Excerpted text:
# 1970 GTO fan/fan shroud Remove



## rolm (Jan 18, 2017)

Hello all, in the past, when I had the 66 and 68 GTO, it was easy to remove the fan shroud so I can remove the fan and onward, doing a intake replacement. The 1970 it seems hard to get to the fan bolts, is there an easy way to remove the bolts? Seems the fan shroud and the radiator are together, unlike the 66 or 68 where the radiator was separate. 

Thanks!


----------



## GTO JUDGE (May 14, 2005)

rolm said:


> Hello all, in the past, when I had the 66 and 68 GTO, it was easy to remove the fan shroud so I can remove the fan and onward, doing a intake replacement. The 1970 it seems hard to get to the fan bolts, is there an easy way to remove the bolts? Seems the fan shroud and the radiator are together, unlike the 66 or 68 where the radiator was separate.

Given task 1:
Transcribe the fan shroud thread, starting at the words "## rolm (Jan" and ending after the words "(May 14, 2005)".
Given task 2:
In the fan shroud thread, why does the poster find the fan bolts harder to reach on the 1970 GTO than on the 66 and 68? Answer in one to three sentences.
Given task 3:
Resume the fan shroud thread from the point where it stops.

Information provided:
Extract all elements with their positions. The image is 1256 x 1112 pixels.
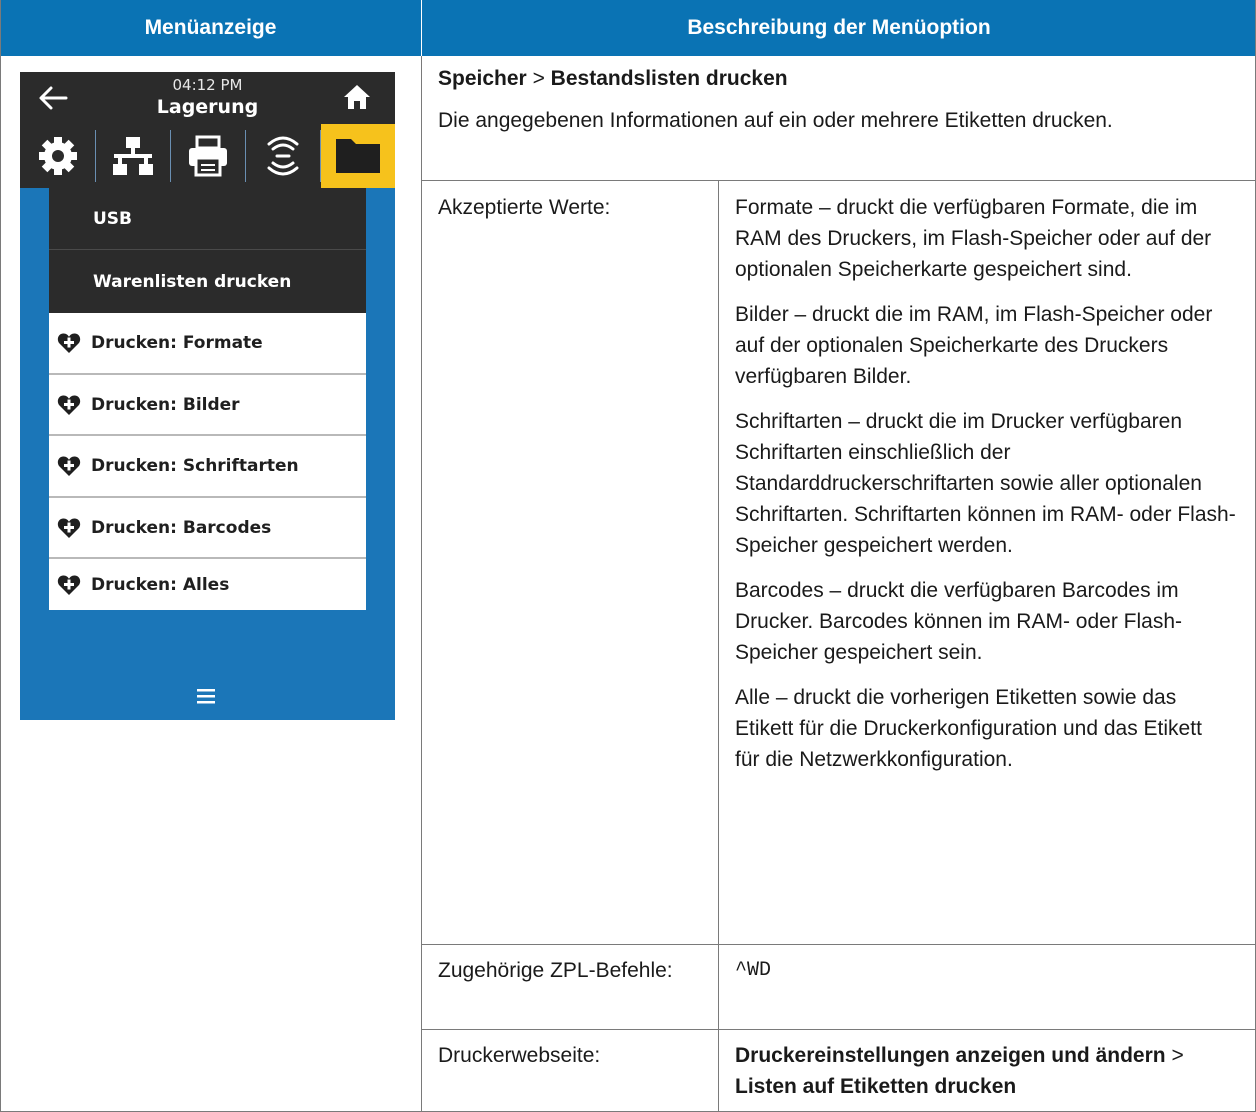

Output 1:
## rolm (Jan 18, 2017)

Hello all, in the past, when I had the 66 and 68 GTO, it was easy to remove the fan shroud so I can remove the fan and onward, doing a intake replacement. The 1970 it seems hard to get to the fan bolts, is there an easy way to remove the bolts? Seems the fan shroud and the radiator are together, unlike the 66 or 68 where the radiator was separate. 

Thanks!


----------



## GTO JUDGE (May 14, 2005)

Output 2:
The poster thinks the fan shroud and the radiator are together on the 1970 GTO. On the 66 and 68, the radiator was separate, so the shroud was easy to remove.

Output 3:
> 
> Thanks!


I had no issues removing the flex fan bolts and the bolts for the clutch fan I replaced the flex fan with. The shroud has a series of bolts on the top with 2 rubber spacers between the shroud and radiator. Beneath the radiator are 2 bolts that secure the shroud to the rad core support. The radiator sits on 2 rubber spacers. Takes a little finesse to remove the shroud but it comes out.


----------



## rolm (Jan 18, 2017)

Thank you, a little tough but got arms and hands in there.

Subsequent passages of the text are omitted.